PROBLEM TO WORK ON ->
Each entry must be given again exactly; images do not belong in the copy.

SUPPLIED MATERIAL ->

□ □ □ □ □ □ □

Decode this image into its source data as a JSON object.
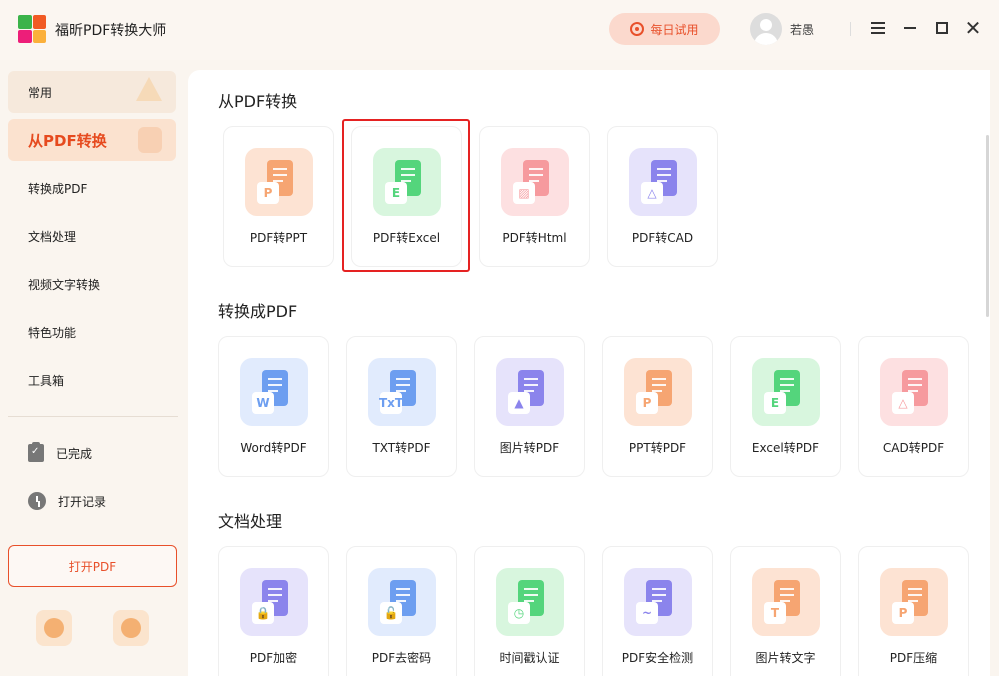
{
  "app": {
    "title": "福昕PDF转换大师",
    "trial_label": "每日试用",
    "username": "若愚"
  },
  "sidebar": {
    "items": [
      {
        "label": "常用"
      },
      {
        "label": "从PDF转换"
      },
      {
        "label": "转换成PDF"
      },
      {
        "label": "文档处理"
      },
      {
        "label": "视频文字转换"
      },
      {
        "label": "特色功能"
      },
      {
        "label": "工具箱"
      }
    ],
    "completed_label": "已完成",
    "history_label": "打开记录",
    "open_pdf_label": "打开PDF"
  },
  "sections": [
    {
      "title": "从PDF转换",
      "cards": [
        {
          "label": "PDF转PPT",
          "tile": "#fde3d3",
          "doc": "#f6a572",
          "badge": "P",
          "badge_color": "#f6a572"
        },
        {
          "label": "PDF转Excel",
          "tile": "#d8f6de",
          "doc": "#54d57c",
          "badge": "E",
          "badge_color": "#54d57c"
        },
        {
          "label": "PDF转Html",
          "tile": "#fde0e1",
          "doc": "#f69a9e",
          "badge": "▨",
          "badge_color": "#f69a9e"
        },
        {
          "label": "PDF转CAD",
          "tile": "#e6e3fb",
          "doc": "#8b84ec",
          "badge": "△",
          "badge_color": "#8b84ec"
        }
      ]
    },
    {
      "title": "转换成PDF",
      "cards": [
        {
          "label": "Word转PDF",
          "tile": "#e1ebfd",
          "doc": "#6d9ef0",
          "badge": "W",
          "badge_color": "#6d9ef0"
        },
        {
          "label": "TXT转PDF",
          "tile": "#e1ebfd",
          "doc": "#6d9ef0",
          "badge": "TxT",
          "badge_color": "#6d9ef0"
        },
        {
          "label": "图片转PDF",
          "tile": "#e6e3fb",
          "doc": "#8b84ec",
          "badge": "▲",
          "badge_color": "#8b84ec"
        },
        {
          "label": "PPT转PDF",
          "tile": "#fde3d3",
          "doc": "#f6a572",
          "badge": "P",
          "badge_color": "#f6a572"
        },
        {
          "label": "Excel转PDF",
          "tile": "#d8f6de",
          "doc": "#54d57c",
          "badge": "E",
          "badge_color": "#54d57c"
        },
        {
          "label": "CAD转PDF",
          "tile": "#fde0e1",
          "doc": "#f69a9e",
          "badge": "△",
          "badge_color": "#f69a9e"
        }
      ]
    },
    {
      "title": "文档处理",
      "cards": [
        {
          "label": "PDF加密",
          "tile": "#e6e3fb",
          "doc": "#8b84ec",
          "badge": "🔒",
          "badge_color": "#8b84ec"
        },
        {
          "label": "PDF去密码",
          "tile": "#e1ebfd",
          "doc": "#6d9ef0",
          "badge": "🔓",
          "badge_color": "#6d9ef0"
        },
        {
          "label": "时间戳认证",
          "tile": "#d8f6de",
          "doc": "#54d57c",
          "badge": "◷",
          "badge_color": "#54d57c"
        },
        {
          "label": "PDF安全检测",
          "tile": "#e6e3fb",
          "doc": "#8b84ec",
          "badge": "~",
          "badge_color": "#8b84ec"
        },
        {
          "label": "图片转文字",
          "tile": "#fde3d3",
          "doc": "#f6a572",
          "badge": "T",
          "badge_color": "#f6a572"
        },
        {
          "label": "PDF压缩",
          "tile": "#fde3d3",
          "doc": "#f6a572",
          "badge": "P",
          "badge_color": "#f6a572"
        }
      ]
    }
  ]
}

□ □ □ □ □ □ □

FINAL RESULT ->
Decode this image into its source data as a JSON object.
{
  "app": {
    "title": "福昕PDF转换大师",
    "trial_label": "每日试用",
    "username": "若愚"
  },
  "sidebar": {
    "items": [
      {
        "label": "常用"
      },
      {
        "label": "从PDF转换"
      },
      {
        "label": "转换成PDF"
      },
      {
        "label": "文档处理"
      },
      {
        "label": "视频文字转换"
      },
      {
        "label": "特色功能"
      },
      {
        "label": "工具箱"
      }
    ],
    "completed_label": "已完成",
    "history_label": "打开记录",
    "open_pdf_label": "打开PDF"
  },
  "sections": [
    {
      "title": "从PDF转换",
      "cards": [
        {
          "label": "PDF转PPT",
          "tile": "#fde3d3",
          "doc": "#f6a572",
          "badge": "P",
          "badge_color": "#f6a572"
        },
        {
          "label": "PDF转Excel",
          "tile": "#d8f6de",
          "doc": "#54d57c",
          "badge": "E",
          "badge_color": "#54d57c"
        },
        {
          "label": "PDF转Html",
          "tile": "#fde0e1",
          "doc": "#f69a9e",
          "badge": "▨",
          "badge_color": "#f69a9e"
        },
        {
          "label": "PDF转CAD",
          "tile": "#e6e3fb",
          "doc": "#8b84ec",
          "badge": "△",
          "badge_color": "#8b84ec"
        }
      ]
    },
    {
      "title": "转换成PDF",
      "cards": [
        {
          "label": "Word转PDF",
          "tile": "#e1ebfd",
          "doc": "#6d9ef0",
          "badge": "W",
          "badge_color": "#6d9ef0"
        },
        {
          "label": "TXT转PDF",
          "tile": "#e1ebfd",
          "doc": "#6d9ef0",
          "badge": "TxT",
          "badge_color": "#6d9ef0"
        },
        {
          "label": "图片转PDF",
          "tile": "#e6e3fb",
          "doc": "#8b84ec",
          "badge": "▲",
          "badge_color": "#8b84ec"
        },
        {
          "label": "PPT转PDF",
          "tile": "#fde3d3",
          "doc": "#f6a572",
          "badge": "P",
          "badge_color": "#f6a572"
        },
        {
          "label": "Excel转PDF",
          "tile": "#d8f6de",
          "doc": "#54d57c",
          "badge": "E",
          "badge_color": "#54d57c"
        },
        {
          "label": "CAD转PDF",
          "tile": "#fde0e1",
          "doc": "#f69a9e",
          "badge": "△",
          "badge_color": "#f69a9e"
        }
      ]
    },
    {
      "title": "文档处理",
      "cards": [
        {
          "label": "PDF加密",
          "tile": "#e6e3fb",
          "doc": "#8b84ec",
          "badge": "🔒",
          "badge_color": "#8b84ec"
        },
        {
          "label": "PDF去密码",
          "tile": "#e1ebfd",
          "doc": "#6d9ef0",
          "badge": "🔓",
          "badge_color": "#6d9ef0"
        },
        {
          "label": "时间戳认证",
          "tile": "#d8f6de",
          "doc": "#54d57c",
          "badge": "◷",
          "badge_color": "#54d57c"
        },
        {
          "label": "PDF安全检测",
          "tile": "#e6e3fb",
          "doc": "#8b84ec",
          "badge": "~",
          "badge_color": "#8b84ec"
        },
        {
          "label": "图片转文字",
          "tile": "#fde3d3",
          "doc": "#f6a572",
          "badge": "T",
          "badge_color": "#f6a572"
        },
        {
          "label": "PDF压缩",
          "tile": "#fde3d3",
          "doc": "#f6a572",
          "badge": "P",
          "badge_color": "#f6a572"
        }
      ]
    }
  ]
}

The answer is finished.